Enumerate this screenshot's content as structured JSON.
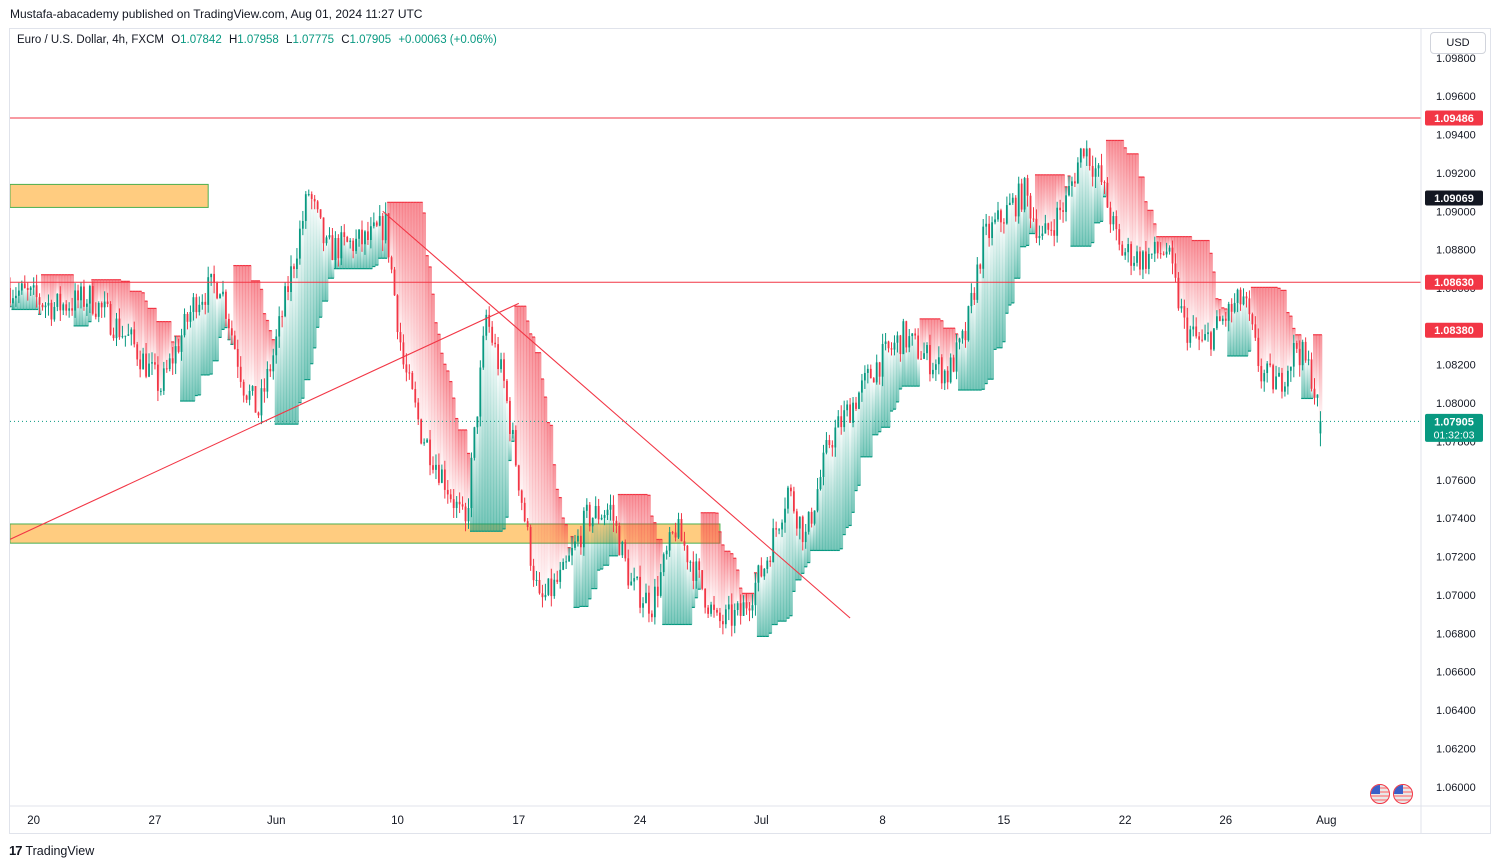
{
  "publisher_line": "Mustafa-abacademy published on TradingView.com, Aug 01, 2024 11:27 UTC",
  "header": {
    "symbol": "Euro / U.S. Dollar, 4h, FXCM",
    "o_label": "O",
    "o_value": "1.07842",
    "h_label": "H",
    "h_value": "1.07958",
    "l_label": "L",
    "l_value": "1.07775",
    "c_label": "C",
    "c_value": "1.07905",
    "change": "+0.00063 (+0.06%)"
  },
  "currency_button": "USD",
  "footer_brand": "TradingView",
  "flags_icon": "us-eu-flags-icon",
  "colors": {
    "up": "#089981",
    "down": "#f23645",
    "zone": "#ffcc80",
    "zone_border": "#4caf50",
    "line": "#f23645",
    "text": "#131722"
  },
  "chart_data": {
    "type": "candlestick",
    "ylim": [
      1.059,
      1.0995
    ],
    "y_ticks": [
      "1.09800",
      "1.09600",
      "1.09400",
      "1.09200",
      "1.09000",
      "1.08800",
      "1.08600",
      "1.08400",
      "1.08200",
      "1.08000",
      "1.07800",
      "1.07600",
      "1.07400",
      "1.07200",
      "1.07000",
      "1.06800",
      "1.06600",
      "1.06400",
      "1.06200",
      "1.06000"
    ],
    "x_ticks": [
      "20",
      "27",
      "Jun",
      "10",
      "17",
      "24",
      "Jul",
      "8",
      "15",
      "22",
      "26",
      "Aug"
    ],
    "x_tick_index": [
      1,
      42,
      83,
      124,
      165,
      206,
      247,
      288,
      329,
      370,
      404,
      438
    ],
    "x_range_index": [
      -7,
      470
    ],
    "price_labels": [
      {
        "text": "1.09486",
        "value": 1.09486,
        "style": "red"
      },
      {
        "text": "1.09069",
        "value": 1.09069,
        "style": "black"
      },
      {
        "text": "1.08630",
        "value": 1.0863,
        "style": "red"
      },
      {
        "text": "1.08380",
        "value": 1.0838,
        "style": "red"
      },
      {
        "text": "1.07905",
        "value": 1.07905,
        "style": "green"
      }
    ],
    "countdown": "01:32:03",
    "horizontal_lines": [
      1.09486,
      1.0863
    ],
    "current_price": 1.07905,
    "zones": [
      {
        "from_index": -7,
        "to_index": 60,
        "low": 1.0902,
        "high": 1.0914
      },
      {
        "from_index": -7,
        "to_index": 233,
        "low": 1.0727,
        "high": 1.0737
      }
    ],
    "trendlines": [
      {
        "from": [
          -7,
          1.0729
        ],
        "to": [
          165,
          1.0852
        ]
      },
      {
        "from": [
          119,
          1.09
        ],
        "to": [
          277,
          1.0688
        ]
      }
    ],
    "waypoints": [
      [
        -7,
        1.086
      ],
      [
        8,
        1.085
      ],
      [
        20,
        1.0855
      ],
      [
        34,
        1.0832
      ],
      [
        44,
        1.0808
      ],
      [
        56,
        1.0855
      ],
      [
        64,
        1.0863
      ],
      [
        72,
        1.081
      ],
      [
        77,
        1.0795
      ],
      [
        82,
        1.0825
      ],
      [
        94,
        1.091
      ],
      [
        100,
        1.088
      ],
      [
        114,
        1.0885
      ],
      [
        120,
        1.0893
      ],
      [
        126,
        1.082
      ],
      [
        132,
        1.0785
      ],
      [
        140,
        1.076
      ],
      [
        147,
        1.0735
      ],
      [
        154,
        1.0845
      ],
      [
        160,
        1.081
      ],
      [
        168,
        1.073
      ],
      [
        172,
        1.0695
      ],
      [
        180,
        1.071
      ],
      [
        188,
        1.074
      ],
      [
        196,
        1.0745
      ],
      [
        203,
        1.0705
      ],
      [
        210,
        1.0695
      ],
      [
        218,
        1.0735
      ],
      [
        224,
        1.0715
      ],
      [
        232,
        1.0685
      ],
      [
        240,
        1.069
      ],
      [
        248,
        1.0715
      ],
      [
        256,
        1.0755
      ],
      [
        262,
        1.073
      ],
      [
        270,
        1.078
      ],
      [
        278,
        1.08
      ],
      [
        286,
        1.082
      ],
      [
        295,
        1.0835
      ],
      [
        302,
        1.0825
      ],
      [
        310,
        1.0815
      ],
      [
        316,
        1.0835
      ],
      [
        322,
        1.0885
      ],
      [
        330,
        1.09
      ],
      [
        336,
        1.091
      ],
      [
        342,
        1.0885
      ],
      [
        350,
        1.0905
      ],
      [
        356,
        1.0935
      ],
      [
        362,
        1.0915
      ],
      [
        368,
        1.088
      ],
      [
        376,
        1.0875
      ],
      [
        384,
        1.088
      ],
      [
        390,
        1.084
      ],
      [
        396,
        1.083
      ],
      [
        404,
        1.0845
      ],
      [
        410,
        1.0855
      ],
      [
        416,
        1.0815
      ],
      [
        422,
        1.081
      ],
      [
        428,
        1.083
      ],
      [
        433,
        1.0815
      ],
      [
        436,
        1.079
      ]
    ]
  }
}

——

=== Stated exercise ===
Reproduce the full listing above verbatim, with no pictures included.

=== Exercise response ===
Enumerate this screenshot's content as structured JSON.
{
  "publisher_line": "Mustafa-abacademy published on TradingView.com, Aug 01, 2024 11:27 UTC",
  "header": {
    "symbol": "Euro / U.S. Dollar, 4h, FXCM",
    "o_label": "O",
    "o_value": "1.07842",
    "h_label": "H",
    "h_value": "1.07958",
    "l_label": "L",
    "l_value": "1.07775",
    "c_label": "C",
    "c_value": "1.07905",
    "change": "+0.00063 (+0.06%)"
  },
  "currency_button": "USD",
  "footer_brand": "TradingView",
  "flags_icon": "us-eu-flags-icon",
  "colors": {
    "up": "#089981",
    "down": "#f23645",
    "zone": "#ffcc80",
    "zone_border": "#4caf50",
    "line": "#f23645",
    "text": "#131722"
  },
  "chart_data": {
    "type": "candlestick",
    "ylim": [
      1.059,
      1.0995
    ],
    "y_ticks": [
      "1.09800",
      "1.09600",
      "1.09400",
      "1.09200",
      "1.09000",
      "1.08800",
      "1.08600",
      "1.08400",
      "1.08200",
      "1.08000",
      "1.07800",
      "1.07600",
      "1.07400",
      "1.07200",
      "1.07000",
      "1.06800",
      "1.06600",
      "1.06400",
      "1.06200",
      "1.06000"
    ],
    "x_ticks": [
      "20",
      "27",
      "Jun",
      "10",
      "17",
      "24",
      "Jul",
      "8",
      "15",
      "22",
      "26",
      "Aug"
    ],
    "x_tick_index": [
      1,
      42,
      83,
      124,
      165,
      206,
      247,
      288,
      329,
      370,
      404,
      438
    ],
    "x_range_index": [
      -7,
      470
    ],
    "price_labels": [
      {
        "text": "1.09486",
        "value": 1.09486,
        "style": "red"
      },
      {
        "text": "1.09069",
        "value": 1.09069,
        "style": "black"
      },
      {
        "text": "1.08630",
        "value": 1.0863,
        "style": "red"
      },
      {
        "text": "1.08380",
        "value": 1.0838,
        "style": "red"
      },
      {
        "text": "1.07905",
        "value": 1.07905,
        "style": "green"
      }
    ],
    "countdown": "01:32:03",
    "horizontal_lines": [
      1.09486,
      1.0863
    ],
    "current_price": 1.07905,
    "zones": [
      {
        "from_index": -7,
        "to_index": 60,
        "low": 1.0902,
        "high": 1.0914
      },
      {
        "from_index": -7,
        "to_index": 233,
        "low": 1.0727,
        "high": 1.0737
      }
    ],
    "trendlines": [
      {
        "from": [
          -7,
          1.0729
        ],
        "to": [
          165,
          1.0852
        ]
      },
      {
        "from": [
          119,
          1.09
        ],
        "to": [
          277,
          1.0688
        ]
      }
    ],
    "waypoints": [
      [
        -7,
        1.086
      ],
      [
        8,
        1.085
      ],
      [
        20,
        1.0855
      ],
      [
        34,
        1.0832
      ],
      [
        44,
        1.0808
      ],
      [
        56,
        1.0855
      ],
      [
        64,
        1.0863
      ],
      [
        72,
        1.081
      ],
      [
        77,
        1.0795
      ],
      [
        82,
        1.0825
      ],
      [
        94,
        1.091
      ],
      [
        100,
        1.088
      ],
      [
        114,
        1.0885
      ],
      [
        120,
        1.0893
      ],
      [
        126,
        1.082
      ],
      [
        132,
        1.0785
      ],
      [
        140,
        1.076
      ],
      [
        147,
        1.0735
      ],
      [
        154,
        1.0845
      ],
      [
        160,
        1.081
      ],
      [
        168,
        1.073
      ],
      [
        172,
        1.0695
      ],
      [
        180,
        1.071
      ],
      [
        188,
        1.074
      ],
      [
        196,
        1.0745
      ],
      [
        203,
        1.0705
      ],
      [
        210,
        1.0695
      ],
      [
        218,
        1.0735
      ],
      [
        224,
        1.0715
      ],
      [
        232,
        1.0685
      ],
      [
        240,
        1.069
      ],
      [
        248,
        1.0715
      ],
      [
        256,
        1.0755
      ],
      [
        262,
        1.073
      ],
      [
        270,
        1.078
      ],
      [
        278,
        1.08
      ],
      [
        286,
        1.082
      ],
      [
        295,
        1.0835
      ],
      [
        302,
        1.0825
      ],
      [
        310,
        1.0815
      ],
      [
        316,
        1.0835
      ],
      [
        322,
        1.0885
      ],
      [
        330,
        1.09
      ],
      [
        336,
        1.091
      ],
      [
        342,
        1.0885
      ],
      [
        350,
        1.0905
      ],
      [
        356,
        1.0935
      ],
      [
        362,
        1.0915
      ],
      [
        368,
        1.088
      ],
      [
        376,
        1.0875
      ],
      [
        384,
        1.088
      ],
      [
        390,
        1.084
      ],
      [
        396,
        1.083
      ],
      [
        404,
        1.0845
      ],
      [
        410,
        1.0855
      ],
      [
        416,
        1.0815
      ],
      [
        422,
        1.081
      ],
      [
        428,
        1.083
      ],
      [
        433,
        1.0815
      ],
      [
        436,
        1.079
      ]
    ]
  }
}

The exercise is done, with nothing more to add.